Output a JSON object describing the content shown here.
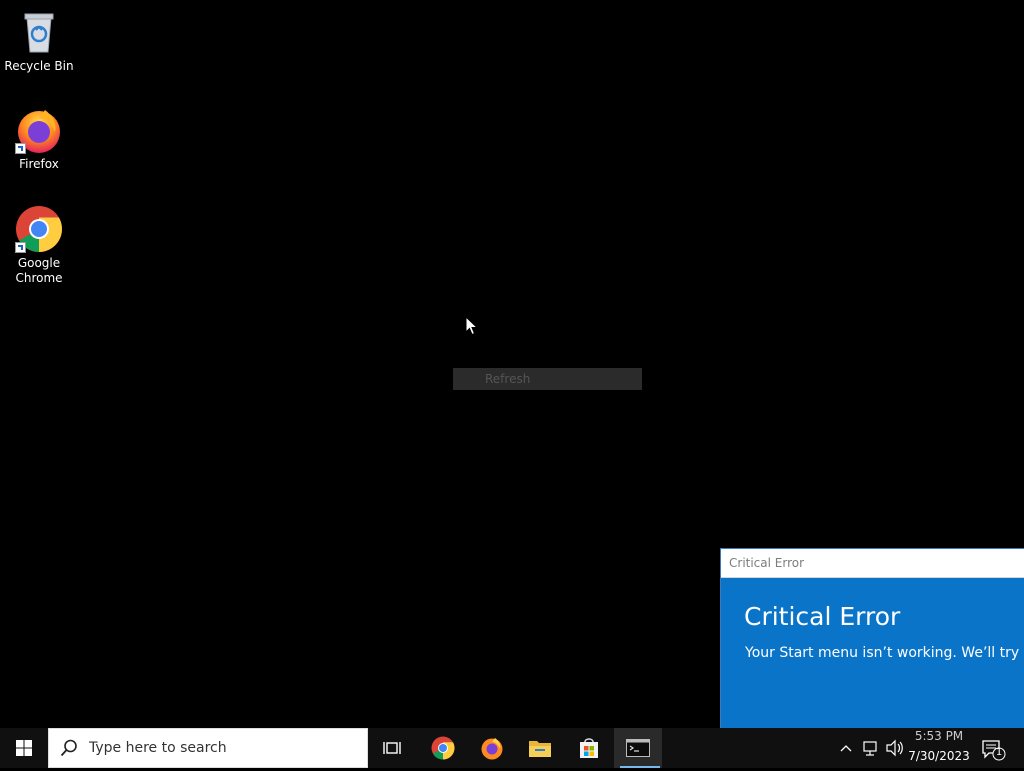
{
  "desktop": {
    "icons": [
      {
        "label": "Recycle Bin",
        "icon": "recycle-bin-icon"
      },
      {
        "label": "Firefox",
        "icon": "firefox-icon"
      },
      {
        "label": "Google Chrome",
        "icon": "chrome-icon"
      }
    ]
  },
  "context_menu": {
    "item": "Refresh"
  },
  "error_popup": {
    "window_title": "Critical Error",
    "heading": "Critical Error",
    "message": "Your Start menu isn’t working. We’ll try to fix it the next time you sign in."
  },
  "taskbar": {
    "search_placeholder": "Type here to search",
    "apps": [
      "task-view-icon",
      "chrome-icon",
      "firefox-icon",
      "file-explorer-icon",
      "store-icon",
      "terminal-icon"
    ],
    "clock": {
      "time": "5:53 PM",
      "date": "7/30/2023"
    },
    "notification_count": "1"
  },
  "colors": {
    "error_blue": "#0a74c9",
    "taskbar": "#101010",
    "accent": "#76b9ed"
  }
}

++++++++++++++++++++

_EXERCISE REQUIREMENTS_
Set down the material above as is, without any pictures.

_THE RESPONSE_
Output a JSON object describing the content shown here.
{
  "desktop": {
    "icons": [
      {
        "label": "Recycle Bin",
        "icon": "recycle-bin-icon"
      },
      {
        "label": "Firefox",
        "icon": "firefox-icon"
      },
      {
        "label": "Google Chrome",
        "icon": "chrome-icon"
      }
    ]
  },
  "context_menu": {
    "item": "Refresh"
  },
  "error_popup": {
    "window_title": "Critical Error",
    "heading": "Critical Error",
    "message": "Your Start menu isn’t working. We’ll try to fix it the next time you sign in."
  },
  "taskbar": {
    "search_placeholder": "Type here to search",
    "apps": [
      "task-view-icon",
      "chrome-icon",
      "firefox-icon",
      "file-explorer-icon",
      "store-icon",
      "terminal-icon"
    ],
    "clock": {
      "time": "5:53 PM",
      "date": "7/30/2023"
    },
    "notification_count": "1"
  },
  "colors": {
    "error_blue": "#0a74c9",
    "taskbar": "#101010",
    "accent": "#76b9ed"
  }
}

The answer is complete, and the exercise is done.